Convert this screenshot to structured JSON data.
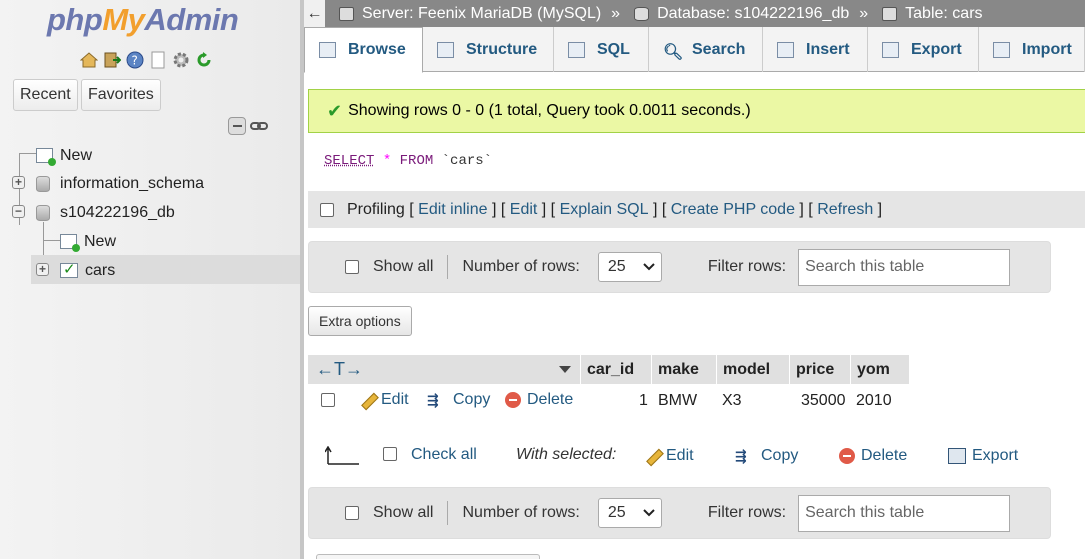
{
  "sidebar": {
    "logo": {
      "php": "php",
      "my": "My",
      "admin": "Admin"
    },
    "quick_icons": [
      "home-icon",
      "logout-icon",
      "help-icon",
      "docs-icon",
      "settings-icon",
      "reload-icon"
    ],
    "tabs": {
      "recent": "Recent",
      "favorites": "Favorites"
    },
    "tree": [
      {
        "label": "New",
        "type": "new"
      },
      {
        "label": "information_schema",
        "type": "database"
      },
      {
        "label": "s104222196_db",
        "type": "database"
      },
      {
        "label": "New",
        "type": "new"
      },
      {
        "label": "cars",
        "type": "table"
      }
    ]
  },
  "breadcrumb": {
    "server": "Server: Feenix MariaDB (MySQL)",
    "sep": "»",
    "database": "Database: s104222196_db",
    "table": "Table: cars"
  },
  "tabs": [
    "Browse",
    "Structure",
    "SQL",
    "Search",
    "Insert",
    "Export",
    "Import"
  ],
  "message": "Showing rows 0 - 0 (1 total, Query took 0.0011 seconds.)",
  "sql": {
    "select": "SELECT",
    "star": "*",
    "from": "FROM",
    "table": "`cars`"
  },
  "profiling": {
    "label": "Profiling",
    "links": [
      "Edit inline",
      "Edit",
      "Explain SQL",
      "Create PHP code",
      "Refresh"
    ]
  },
  "nav": {
    "show_all": "Show all",
    "num_rows_label": "Number of rows:",
    "num_rows_value": "25",
    "filter_label": "Filter rows:",
    "filter_placeholder": "Search this table"
  },
  "extra_options": "Extra options",
  "columns": [
    "car_id",
    "make",
    "model",
    "price",
    "yom"
  ],
  "rows": [
    {
      "car_id": "1",
      "make": "BMW",
      "model": "X3",
      "price": "35000",
      "yom": "2010"
    }
  ],
  "row_actions": {
    "edit": "Edit",
    "copy": "Copy",
    "delete": "Delete"
  },
  "bulk": {
    "check_all": "Check all",
    "with_selected": "With selected:",
    "edit": "Edit",
    "copy": "Copy",
    "delete": "Delete",
    "export": "Export"
  }
}
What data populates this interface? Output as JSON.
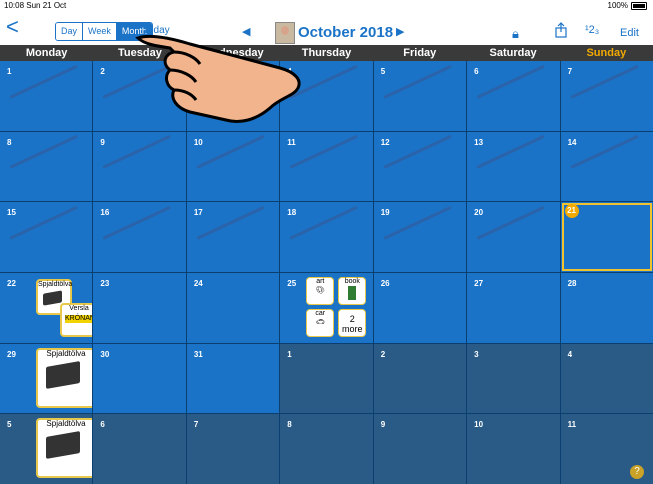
{
  "status": {
    "time": "10:08  Sun 21 Oct",
    "battery": "100%"
  },
  "toolbar": {
    "back": "<",
    "segments": [
      {
        "label": "Day",
        "active": false
      },
      {
        "label": "Week",
        "active": false
      },
      {
        "label": "Month",
        "active": true
      }
    ],
    "today": "Today",
    "month_title": "October 2018",
    "numbers_label": "¹2₃",
    "edit": "Edit"
  },
  "weekdays": [
    "Monday",
    "Tuesday",
    "Wednesday",
    "Thursday",
    "Friday",
    "Saturday",
    "Sunday"
  ],
  "weeks": [
    [
      "1",
      "2",
      "3",
      "4",
      "5",
      "6",
      "7"
    ],
    [
      "8",
      "9",
      "10",
      "11",
      "12",
      "13",
      "14"
    ],
    [
      "15",
      "16",
      "17",
      "18",
      "19",
      "20",
      "21"
    ],
    [
      "22",
      "23",
      "24",
      "25",
      "26",
      "27",
      "28"
    ],
    [
      "29",
      "30",
      "31",
      "1",
      "2",
      "3",
      "4"
    ],
    [
      "5",
      "6",
      "7",
      "8",
      "9",
      "10",
      "11"
    ]
  ],
  "events": {
    "day22": [
      "Spjaldtölva",
      "Versla",
      "KRÓNAN"
    ],
    "day25": [
      "art",
      "book",
      "car",
      "2\nmore"
    ],
    "day29": "Spjaldtölva",
    "day5": "Spjaldtölva"
  },
  "colors": {
    "accent": "#1a73c7",
    "sunday": "#f2a900",
    "today": "#f2c12e"
  }
}
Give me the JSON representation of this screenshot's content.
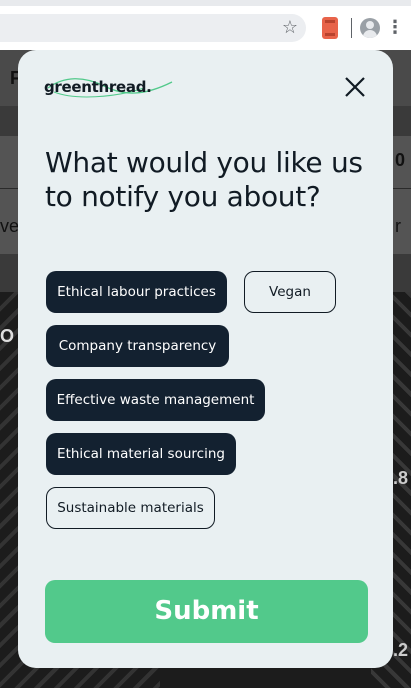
{
  "browser": {
    "star_icon": "star-icon",
    "extension_icon": "extension-icon",
    "profile_icon": "profile-icon",
    "menu_icon": "kebab-menu-icon",
    "star_glyph": "☆",
    "menu_glyph": "⋮"
  },
  "background_peek": {
    "t1": "F",
    "t2": "0",
    "t3": "vel",
    "t4": "r",
    "t5": "O",
    "t6": ".8",
    "t7": ".2"
  },
  "modal": {
    "logo_text": "greenthread.",
    "close_glyph": "✕",
    "heading": "What would you like us to notify you about?",
    "options": [
      {
        "label": "Ethical labour practices",
        "selected": true
      },
      {
        "label": "Vegan",
        "selected": false
      },
      {
        "label": "Company transparency",
        "selected": true
      },
      {
        "label": "Effective waste management",
        "selected": true
      },
      {
        "label": "Ethical material sourcing",
        "selected": true
      },
      {
        "label": "Sustainable materials",
        "selected": false
      }
    ],
    "submit_label": "Submit"
  },
  "colors": {
    "modal_bg": "#e9f0f2",
    "chip_selected": "#132130",
    "submit": "#52c98b",
    "logo_accent": "#52c98b"
  }
}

+ + +

- **To do**
List every line from the entries above in which "screenshot" appears.

- **Response**
Convert this screenshot to structured JSON data.
Give me the JSON representation of this screenshot's content.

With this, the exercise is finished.